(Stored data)
● ● ● ●
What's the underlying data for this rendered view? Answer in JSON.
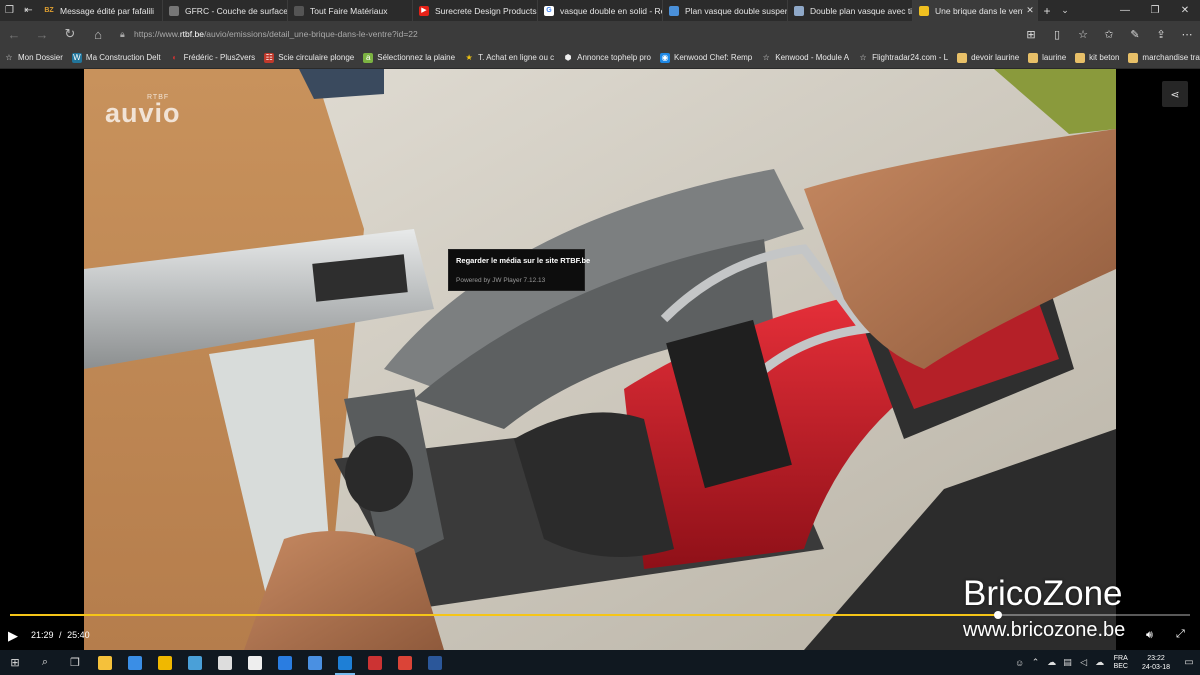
{
  "tabs": [
    {
      "title": "Message édité par fafalili",
      "favicon_text": "BZ",
      "favicon_color": "#2b2b2b",
      "favicon_fg": "#e0a030"
    },
    {
      "title": "GFRC - Couche de surface p",
      "favicon_text": "",
      "favicon_color": "#777777",
      "favicon_fg": "#ffffff"
    },
    {
      "title": "Tout Faire Matériaux",
      "favicon_text": "",
      "favicon_color": "#555555",
      "favicon_fg": "#ffffff"
    },
    {
      "title": "Surecrete Design Products -",
      "favicon_text": "▶",
      "favicon_color": "#e62117",
      "favicon_fg": "#ffffff"
    },
    {
      "title": "vasque double en solid - Re",
      "favicon_text": "G",
      "favicon_color": "#ffffff",
      "favicon_fg": "#4285f4"
    },
    {
      "title": "Plan vasque double suspen",
      "favicon_text": "",
      "favicon_color": "#4a90d9",
      "favicon_fg": "#ffffff"
    },
    {
      "title": "Double plan vasque avec tir",
      "favicon_text": "",
      "favicon_color": "#8fa8c8",
      "favicon_fg": "#ffffff"
    },
    {
      "title": "Une brique dans le vent",
      "favicon_text": "",
      "favicon_color": "#f0c020",
      "favicon_fg": "#ffffff",
      "active": true
    }
  ],
  "address": {
    "prefix": "https://www.",
    "host": "rtbf.be",
    "path": "/auvio/emissions/detail_une-brique-dans-le-ventre?id=22"
  },
  "favorites": [
    {
      "label": "Mon Dossier",
      "icon": "☆",
      "color": "transparent",
      "fg": "#dddddd"
    },
    {
      "label": "Ma Construction Delt",
      "icon": "W",
      "color": "#21759b",
      "fg": "#ffffff"
    },
    {
      "label": "Frédéric - Plus2vers",
      "icon": "◐",
      "color": "transparent",
      "fg": "#cc3333"
    },
    {
      "label": "Scie circulaire plonge",
      "icon": "☷",
      "color": "#c0392b",
      "fg": "#ffffff"
    },
    {
      "label": "Sélectionnez la plaine",
      "icon": "a",
      "color": "#7cb342",
      "fg": "#ffffff"
    },
    {
      "label": "T. Achat en ligne ou c",
      "icon": "★",
      "color": "transparent",
      "fg": "#f1c40f"
    },
    {
      "label": "Annonce tophelp pro",
      "icon": "⬢",
      "color": "transparent",
      "fg": "#eeeeee"
    },
    {
      "label": "Kenwood Chef: Remp",
      "icon": "◉",
      "color": "#1e88e5",
      "fg": "#ffffff"
    },
    {
      "label": "Kenwood - Module A",
      "icon": "☆",
      "color": "transparent",
      "fg": "#dddddd"
    },
    {
      "label": "Flightradar24.com - L",
      "icon": "☆",
      "color": "transparent",
      "fg": "#dddddd"
    },
    {
      "label": "devoir laurine",
      "icon": "",
      "color": "#e8c068",
      "fg": "#ffffff"
    },
    {
      "label": "laurine",
      "icon": "",
      "color": "#e8c068",
      "fg": "#ffffff"
    },
    {
      "label": "kit beton",
      "icon": "",
      "color": "#e8c068",
      "fg": "#ffffff"
    },
    {
      "label": "marchandise travaux",
      "icon": "",
      "color": "#e8c068",
      "fg": "#ffffff"
    }
  ],
  "player": {
    "logo_small": "RTBF",
    "logo_big": "auvio",
    "context_menu": {
      "item": "Regarder le média sur le site RTBF.be",
      "powered": "Powered by JW Player 7.12.13"
    },
    "current_time": "21:29",
    "separator": "/",
    "duration": "25:40",
    "progress": 0.837,
    "accent": "#f5c518"
  },
  "watermark": {
    "title": "BricoZone",
    "url": "www.bricozone.be"
  },
  "taskbar": {
    "apps": [
      {
        "name": "file-explorer",
        "color": "#f5c13b"
      },
      {
        "name": "store",
        "color": "#3a8ee6"
      },
      {
        "name": "app-yellow",
        "color": "#f0b800"
      },
      {
        "name": "app-network",
        "color": "#4aa0d8"
      },
      {
        "name": "app-user",
        "color": "#dddddd"
      },
      {
        "name": "app-notes",
        "color": "#eeeeee"
      },
      {
        "name": "app-calc",
        "color": "#2a7de1"
      },
      {
        "name": "app-at",
        "color": "#4a90e2"
      },
      {
        "name": "edge",
        "color": "#1e7fd6",
        "active": true
      },
      {
        "name": "app-game",
        "color": "#cc3333"
      },
      {
        "name": "chrome",
        "color": "#db4437"
      },
      {
        "name": "word",
        "color": "#2b579a"
      }
    ],
    "lang": "FRA",
    "lang2": "BEC",
    "time": "23:22",
    "date": "24-03-18"
  }
}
● ● ● ●
WHAT YOU ARE ASKED TO DO => Identify each line in the records above that contains the word "laurine", and copy it out in full.

OUTPUT =>
      "label": "devoir laurine",
      "label": "laurine",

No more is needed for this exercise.